*EXERCISE DIRECTIONS*: Transcribe, word for word, the line containing "Convert this document image to plain text." and each line following it through the end of the listing below. Omit all other lines.

*MATERIAL FOR THE TASK*:
——————

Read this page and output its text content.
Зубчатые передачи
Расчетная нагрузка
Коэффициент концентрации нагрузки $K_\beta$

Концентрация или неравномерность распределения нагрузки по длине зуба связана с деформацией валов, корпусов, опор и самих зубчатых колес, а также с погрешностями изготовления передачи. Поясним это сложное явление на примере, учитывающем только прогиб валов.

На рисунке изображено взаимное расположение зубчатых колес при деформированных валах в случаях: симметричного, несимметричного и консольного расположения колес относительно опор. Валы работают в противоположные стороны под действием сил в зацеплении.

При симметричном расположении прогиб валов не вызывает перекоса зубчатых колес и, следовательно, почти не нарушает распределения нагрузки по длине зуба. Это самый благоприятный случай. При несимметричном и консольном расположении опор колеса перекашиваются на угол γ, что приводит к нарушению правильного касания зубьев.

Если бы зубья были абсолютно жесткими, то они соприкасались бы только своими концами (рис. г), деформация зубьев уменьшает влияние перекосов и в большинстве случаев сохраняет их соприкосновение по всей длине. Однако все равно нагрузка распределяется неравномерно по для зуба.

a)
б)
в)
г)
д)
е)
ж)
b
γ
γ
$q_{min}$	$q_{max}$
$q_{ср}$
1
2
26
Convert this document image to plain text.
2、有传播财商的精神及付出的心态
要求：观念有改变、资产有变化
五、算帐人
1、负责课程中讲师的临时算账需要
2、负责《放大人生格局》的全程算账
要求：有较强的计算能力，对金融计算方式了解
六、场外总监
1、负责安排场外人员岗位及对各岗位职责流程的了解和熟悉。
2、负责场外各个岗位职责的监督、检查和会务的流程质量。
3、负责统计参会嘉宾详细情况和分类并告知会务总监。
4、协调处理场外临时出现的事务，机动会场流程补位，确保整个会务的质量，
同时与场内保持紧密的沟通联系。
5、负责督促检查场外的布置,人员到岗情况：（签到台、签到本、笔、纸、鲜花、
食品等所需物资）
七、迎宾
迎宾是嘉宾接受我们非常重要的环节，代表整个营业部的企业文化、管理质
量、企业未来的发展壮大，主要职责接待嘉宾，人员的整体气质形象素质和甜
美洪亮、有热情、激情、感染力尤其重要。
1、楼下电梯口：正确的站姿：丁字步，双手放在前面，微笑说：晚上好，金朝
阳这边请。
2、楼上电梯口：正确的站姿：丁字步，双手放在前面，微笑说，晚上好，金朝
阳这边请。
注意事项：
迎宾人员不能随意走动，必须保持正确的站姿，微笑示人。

——————

*ANSWER IN FULL*:
Convert this document image to plain text.
2、有传播财商的精神及付出的心态
要求：观念有改变、资产有变化
五、算帐人
1、负责课程中讲师的临时算账需要
2、负责《放大人生格局》的全程算账
要求：有较强的计算能力，对金融计算方式了解
六、场外总监
1、负责安排场外人员岗位及对各岗位职责流程的了解和熟悉。
2、负责场外各个岗位职责的监督、检查和会务的流程质量。
3、负责统计参会嘉宾详细情况和分类并告知会务总监。
4、协调处理场外临时出现的事务，机动会场流程补位，确保整个会务的质量，
同时与场内保持紧密的沟通联系。
5、负责督促检查场外的布置,人员到岗情况：（签到台、签到本、笔、纸、鲜花、
食品等所需物资）
七、迎宾
迎宾是嘉宾接受我们非常重要的环节，代表整个营业部的企业文化、管理质
量、企业未来的发展壮大，主要职责接待嘉宾，人员的整体气质形象素质和甜
美洪亮、有热情、激情、感染力尤其重要。
1、楼下电梯口：正确的站姿：丁字步，双手放在前面，微笑说：晚上好，金朝
阳这边请。
2、楼上电梯口：正确的站姿：丁字步，双手放在前面，微笑说，晚上好，金朝
阳这边请。
注意事项：
迎宾人员不能随意走动，必须保持正确的站姿，微笑示人。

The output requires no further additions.